(Stored entries)
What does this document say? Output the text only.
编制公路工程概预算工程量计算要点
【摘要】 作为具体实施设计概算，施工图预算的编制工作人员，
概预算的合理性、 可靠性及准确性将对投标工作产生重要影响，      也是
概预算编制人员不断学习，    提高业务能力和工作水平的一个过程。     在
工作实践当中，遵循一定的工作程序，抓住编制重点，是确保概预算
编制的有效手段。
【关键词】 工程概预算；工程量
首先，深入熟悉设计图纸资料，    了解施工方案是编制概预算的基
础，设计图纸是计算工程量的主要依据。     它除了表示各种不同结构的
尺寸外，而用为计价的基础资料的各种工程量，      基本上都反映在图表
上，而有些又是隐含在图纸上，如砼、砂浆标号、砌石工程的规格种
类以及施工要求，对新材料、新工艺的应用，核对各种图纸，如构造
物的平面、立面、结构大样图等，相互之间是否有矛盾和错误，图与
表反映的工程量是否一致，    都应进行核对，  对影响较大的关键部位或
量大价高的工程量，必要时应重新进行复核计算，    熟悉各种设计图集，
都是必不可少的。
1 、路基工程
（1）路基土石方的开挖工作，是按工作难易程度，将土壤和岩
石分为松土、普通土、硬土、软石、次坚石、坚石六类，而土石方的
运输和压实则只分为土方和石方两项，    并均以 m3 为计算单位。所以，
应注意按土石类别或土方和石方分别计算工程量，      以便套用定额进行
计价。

— WRITTEN EXERCISE —
Give all the entries again exactly; leave none out.

— WRITTEN ANSWER —
What does this document say? Output the text only.
编制公路工程概预算工程量计算要点
【摘要】 作为具体实施设计概算，施工图预算的编制工作人员，
概预算的合理性、 可靠性及准确性将对投标工作产生重要影响，      也是
概预算编制人员不断学习，    提高业务能力和工作水平的一个过程。     在
工作实践当中，遵循一定的工作程序，抓住编制重点，是确保概预算
编制的有效手段。
【关键词】 工程概预算；工程量
首先，深入熟悉设计图纸资料，    了解施工方案是编制概预算的基
础，设计图纸是计算工程量的主要依据。     它除了表示各种不同结构的
尺寸外，而用为计价的基础资料的各种工程量，      基本上都反映在图表
上，而有些又是隐含在图纸上，如砼、砂浆标号、砌石工程的规格种
类以及施工要求，对新材料、新工艺的应用，核对各种图纸，如构造
物的平面、立面、结构大样图等，相互之间是否有矛盾和错误，图与
表反映的工程量是否一致，    都应进行核对，  对影响较大的关键部位或
量大价高的工程量，必要时应重新进行复核计算，    熟悉各种设计图集，
都是必不可少的。
1 、路基工程
（1）路基土石方的开挖工作，是按工作难易程度，将土壤和岩
石分为松土、普通土、硬土、软石、次坚石、坚石六类，而土石方的
运输和压实则只分为土方和石方两项，    并均以 m3 为计算单位。所以，
应注意按土石类别或土方和石方分别计算工程量，      以便套用定额进行
计价。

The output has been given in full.